--- BEGIN ---

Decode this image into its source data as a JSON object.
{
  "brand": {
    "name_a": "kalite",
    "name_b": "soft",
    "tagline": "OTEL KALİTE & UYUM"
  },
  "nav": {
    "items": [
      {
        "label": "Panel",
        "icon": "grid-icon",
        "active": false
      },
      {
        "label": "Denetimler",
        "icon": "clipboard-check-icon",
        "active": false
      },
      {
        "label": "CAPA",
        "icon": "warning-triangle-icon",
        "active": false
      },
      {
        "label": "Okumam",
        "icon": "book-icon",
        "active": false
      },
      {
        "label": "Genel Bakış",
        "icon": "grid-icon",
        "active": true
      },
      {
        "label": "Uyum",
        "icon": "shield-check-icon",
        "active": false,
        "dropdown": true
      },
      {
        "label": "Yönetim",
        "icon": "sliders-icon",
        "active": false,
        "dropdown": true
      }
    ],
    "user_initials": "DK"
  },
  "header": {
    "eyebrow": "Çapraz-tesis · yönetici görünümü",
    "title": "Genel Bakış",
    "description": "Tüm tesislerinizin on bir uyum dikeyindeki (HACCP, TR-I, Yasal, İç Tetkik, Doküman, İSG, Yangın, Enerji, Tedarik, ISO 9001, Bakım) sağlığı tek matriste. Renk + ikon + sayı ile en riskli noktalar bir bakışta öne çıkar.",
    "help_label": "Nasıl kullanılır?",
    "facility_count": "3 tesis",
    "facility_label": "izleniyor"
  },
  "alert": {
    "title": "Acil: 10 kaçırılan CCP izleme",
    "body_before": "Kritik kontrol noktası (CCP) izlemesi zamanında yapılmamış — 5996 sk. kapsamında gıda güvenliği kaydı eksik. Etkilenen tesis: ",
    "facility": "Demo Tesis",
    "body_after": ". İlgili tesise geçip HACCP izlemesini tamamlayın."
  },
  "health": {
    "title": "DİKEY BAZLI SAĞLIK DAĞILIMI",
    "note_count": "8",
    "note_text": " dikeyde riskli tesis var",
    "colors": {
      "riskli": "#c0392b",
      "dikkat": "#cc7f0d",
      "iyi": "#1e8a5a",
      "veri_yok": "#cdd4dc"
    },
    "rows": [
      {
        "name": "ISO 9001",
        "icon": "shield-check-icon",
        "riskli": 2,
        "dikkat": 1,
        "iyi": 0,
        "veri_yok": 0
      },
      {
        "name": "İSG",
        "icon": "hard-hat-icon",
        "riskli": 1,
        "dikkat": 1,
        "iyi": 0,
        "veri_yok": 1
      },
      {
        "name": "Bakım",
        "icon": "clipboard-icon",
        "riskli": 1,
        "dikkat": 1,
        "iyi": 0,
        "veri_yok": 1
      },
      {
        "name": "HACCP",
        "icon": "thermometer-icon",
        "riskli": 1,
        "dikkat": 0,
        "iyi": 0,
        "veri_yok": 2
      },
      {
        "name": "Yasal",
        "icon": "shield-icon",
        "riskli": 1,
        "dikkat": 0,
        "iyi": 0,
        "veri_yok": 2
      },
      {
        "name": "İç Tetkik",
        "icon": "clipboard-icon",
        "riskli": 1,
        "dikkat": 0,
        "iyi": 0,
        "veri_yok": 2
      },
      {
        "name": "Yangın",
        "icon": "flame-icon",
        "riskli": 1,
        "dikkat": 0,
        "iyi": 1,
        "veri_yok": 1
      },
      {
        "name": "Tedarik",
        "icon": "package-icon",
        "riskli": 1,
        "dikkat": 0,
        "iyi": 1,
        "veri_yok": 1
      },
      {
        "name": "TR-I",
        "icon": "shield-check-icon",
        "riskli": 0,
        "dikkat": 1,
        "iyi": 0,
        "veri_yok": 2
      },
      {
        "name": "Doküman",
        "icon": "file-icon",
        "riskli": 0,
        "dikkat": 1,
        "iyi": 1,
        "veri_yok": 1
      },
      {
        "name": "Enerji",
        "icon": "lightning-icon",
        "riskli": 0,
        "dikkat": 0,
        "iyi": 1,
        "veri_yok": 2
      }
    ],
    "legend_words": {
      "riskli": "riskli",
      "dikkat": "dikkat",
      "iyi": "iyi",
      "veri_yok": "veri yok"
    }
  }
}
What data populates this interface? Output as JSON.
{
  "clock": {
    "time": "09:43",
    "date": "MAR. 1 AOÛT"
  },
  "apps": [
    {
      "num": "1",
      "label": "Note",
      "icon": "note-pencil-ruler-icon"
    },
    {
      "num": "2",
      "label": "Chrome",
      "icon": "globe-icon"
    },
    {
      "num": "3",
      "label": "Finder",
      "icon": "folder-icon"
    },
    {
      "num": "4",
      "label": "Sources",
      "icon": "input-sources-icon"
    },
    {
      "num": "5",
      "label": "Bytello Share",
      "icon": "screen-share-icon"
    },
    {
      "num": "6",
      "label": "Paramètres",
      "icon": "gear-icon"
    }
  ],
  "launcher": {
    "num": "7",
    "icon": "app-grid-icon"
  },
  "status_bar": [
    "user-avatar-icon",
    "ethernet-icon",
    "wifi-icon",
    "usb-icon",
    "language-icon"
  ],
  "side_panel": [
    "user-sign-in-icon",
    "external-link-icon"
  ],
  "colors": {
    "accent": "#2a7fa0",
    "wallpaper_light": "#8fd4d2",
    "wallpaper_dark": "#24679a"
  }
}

--- END ---

--- The task ---
Which lines hold the word "title"? Show each one.

--- Task answer ---
    "title": "Genel Bakış",
    "title": "Acil: 10 kaçırılan CCP izleme",
    "title": "DİKEY BAZLI SAĞLIK DAĞILIMI",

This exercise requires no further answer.